Gather, from the listing beneath this task, every line holding the string "content".

RECORDS SUPPLIED:
= = = =

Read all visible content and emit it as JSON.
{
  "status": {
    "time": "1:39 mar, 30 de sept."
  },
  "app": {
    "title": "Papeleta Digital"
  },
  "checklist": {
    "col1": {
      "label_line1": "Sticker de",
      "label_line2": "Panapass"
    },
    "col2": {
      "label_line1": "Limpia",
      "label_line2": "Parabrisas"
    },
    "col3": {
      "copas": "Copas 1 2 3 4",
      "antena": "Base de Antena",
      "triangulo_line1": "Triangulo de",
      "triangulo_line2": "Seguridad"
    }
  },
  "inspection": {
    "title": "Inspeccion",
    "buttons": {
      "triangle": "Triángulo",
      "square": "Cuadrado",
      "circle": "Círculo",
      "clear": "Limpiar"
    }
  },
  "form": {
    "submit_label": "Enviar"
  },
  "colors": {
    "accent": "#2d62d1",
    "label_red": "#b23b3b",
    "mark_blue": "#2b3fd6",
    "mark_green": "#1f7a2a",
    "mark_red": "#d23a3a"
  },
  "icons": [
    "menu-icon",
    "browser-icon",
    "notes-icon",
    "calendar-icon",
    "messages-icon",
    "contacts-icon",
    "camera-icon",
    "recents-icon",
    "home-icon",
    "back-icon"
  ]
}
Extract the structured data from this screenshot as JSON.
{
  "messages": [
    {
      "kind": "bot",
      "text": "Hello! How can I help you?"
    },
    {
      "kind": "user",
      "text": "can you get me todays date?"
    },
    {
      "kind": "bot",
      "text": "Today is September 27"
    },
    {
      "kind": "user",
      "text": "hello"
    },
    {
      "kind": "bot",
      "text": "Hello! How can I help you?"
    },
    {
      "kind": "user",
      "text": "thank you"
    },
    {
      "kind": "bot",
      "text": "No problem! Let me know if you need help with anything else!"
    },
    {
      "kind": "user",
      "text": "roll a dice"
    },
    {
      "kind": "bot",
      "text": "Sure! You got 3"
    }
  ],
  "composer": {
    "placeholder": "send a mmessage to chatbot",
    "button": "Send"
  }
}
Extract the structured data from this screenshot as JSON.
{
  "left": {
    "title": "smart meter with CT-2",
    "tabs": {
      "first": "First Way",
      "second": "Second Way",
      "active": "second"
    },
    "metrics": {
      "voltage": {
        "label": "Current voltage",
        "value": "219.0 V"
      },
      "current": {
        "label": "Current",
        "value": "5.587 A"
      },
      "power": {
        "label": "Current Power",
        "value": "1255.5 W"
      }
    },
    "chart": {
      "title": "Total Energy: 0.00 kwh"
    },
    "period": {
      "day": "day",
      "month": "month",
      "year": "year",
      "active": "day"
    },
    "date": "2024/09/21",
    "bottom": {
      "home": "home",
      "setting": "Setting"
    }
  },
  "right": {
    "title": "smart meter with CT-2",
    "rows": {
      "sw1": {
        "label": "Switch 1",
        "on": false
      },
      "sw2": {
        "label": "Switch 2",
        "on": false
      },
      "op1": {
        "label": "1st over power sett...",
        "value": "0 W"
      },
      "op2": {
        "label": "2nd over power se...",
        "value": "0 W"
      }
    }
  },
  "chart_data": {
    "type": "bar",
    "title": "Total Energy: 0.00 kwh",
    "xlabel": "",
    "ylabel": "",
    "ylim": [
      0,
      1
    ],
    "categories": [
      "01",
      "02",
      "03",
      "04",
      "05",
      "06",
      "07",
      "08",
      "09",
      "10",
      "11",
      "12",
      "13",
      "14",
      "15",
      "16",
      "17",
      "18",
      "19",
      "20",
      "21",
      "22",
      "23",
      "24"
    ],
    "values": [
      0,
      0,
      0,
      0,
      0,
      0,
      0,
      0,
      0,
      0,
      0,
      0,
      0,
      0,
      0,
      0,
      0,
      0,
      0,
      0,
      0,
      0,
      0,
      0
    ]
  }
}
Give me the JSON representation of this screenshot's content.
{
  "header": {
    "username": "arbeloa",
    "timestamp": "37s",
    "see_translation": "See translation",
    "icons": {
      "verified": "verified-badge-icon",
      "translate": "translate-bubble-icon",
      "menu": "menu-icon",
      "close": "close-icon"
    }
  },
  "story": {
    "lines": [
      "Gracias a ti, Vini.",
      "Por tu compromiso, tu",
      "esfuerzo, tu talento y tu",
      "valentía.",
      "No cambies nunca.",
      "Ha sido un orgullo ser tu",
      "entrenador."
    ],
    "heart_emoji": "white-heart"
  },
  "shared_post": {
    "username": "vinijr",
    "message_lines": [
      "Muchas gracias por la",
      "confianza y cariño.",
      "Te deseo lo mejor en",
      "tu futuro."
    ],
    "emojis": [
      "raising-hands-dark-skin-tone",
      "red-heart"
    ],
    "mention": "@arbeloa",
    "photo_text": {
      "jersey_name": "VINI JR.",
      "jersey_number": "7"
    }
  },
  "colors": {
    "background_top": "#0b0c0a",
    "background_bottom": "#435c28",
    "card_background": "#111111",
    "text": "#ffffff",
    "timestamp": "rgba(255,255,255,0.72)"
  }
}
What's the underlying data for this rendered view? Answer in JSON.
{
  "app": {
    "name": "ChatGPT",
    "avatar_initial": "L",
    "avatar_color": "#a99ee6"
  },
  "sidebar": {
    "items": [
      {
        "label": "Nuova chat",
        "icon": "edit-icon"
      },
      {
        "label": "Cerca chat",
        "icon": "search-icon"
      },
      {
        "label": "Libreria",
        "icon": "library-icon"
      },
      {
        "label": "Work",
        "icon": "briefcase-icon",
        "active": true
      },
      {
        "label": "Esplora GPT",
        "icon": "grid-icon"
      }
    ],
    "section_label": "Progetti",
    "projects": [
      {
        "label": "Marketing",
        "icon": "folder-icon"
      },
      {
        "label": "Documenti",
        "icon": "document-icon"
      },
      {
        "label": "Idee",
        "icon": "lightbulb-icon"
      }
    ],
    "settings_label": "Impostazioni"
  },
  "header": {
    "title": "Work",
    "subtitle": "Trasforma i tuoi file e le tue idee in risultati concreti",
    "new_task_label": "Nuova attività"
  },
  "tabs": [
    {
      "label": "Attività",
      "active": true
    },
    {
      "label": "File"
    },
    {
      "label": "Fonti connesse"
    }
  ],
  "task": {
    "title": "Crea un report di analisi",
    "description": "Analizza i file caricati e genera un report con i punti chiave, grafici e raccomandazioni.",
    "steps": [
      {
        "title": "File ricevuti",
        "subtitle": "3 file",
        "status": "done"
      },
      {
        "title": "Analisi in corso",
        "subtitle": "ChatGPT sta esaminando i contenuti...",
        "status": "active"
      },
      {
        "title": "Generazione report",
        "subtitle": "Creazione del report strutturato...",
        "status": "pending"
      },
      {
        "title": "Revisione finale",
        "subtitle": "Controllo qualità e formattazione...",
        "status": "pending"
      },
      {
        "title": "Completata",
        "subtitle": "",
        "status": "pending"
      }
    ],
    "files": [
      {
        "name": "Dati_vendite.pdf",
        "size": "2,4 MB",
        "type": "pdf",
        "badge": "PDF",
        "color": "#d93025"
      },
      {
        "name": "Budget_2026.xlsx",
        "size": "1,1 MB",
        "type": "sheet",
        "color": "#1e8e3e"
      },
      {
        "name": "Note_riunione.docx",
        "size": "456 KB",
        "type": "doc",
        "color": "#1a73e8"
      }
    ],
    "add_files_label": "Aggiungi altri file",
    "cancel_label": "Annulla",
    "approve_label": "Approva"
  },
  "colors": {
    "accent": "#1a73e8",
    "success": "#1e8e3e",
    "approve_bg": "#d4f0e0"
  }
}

= = = =

ANSWER BELOW:
Read all visible content and emit it as JSON.
Give me the JSON representation of this screenshot's content.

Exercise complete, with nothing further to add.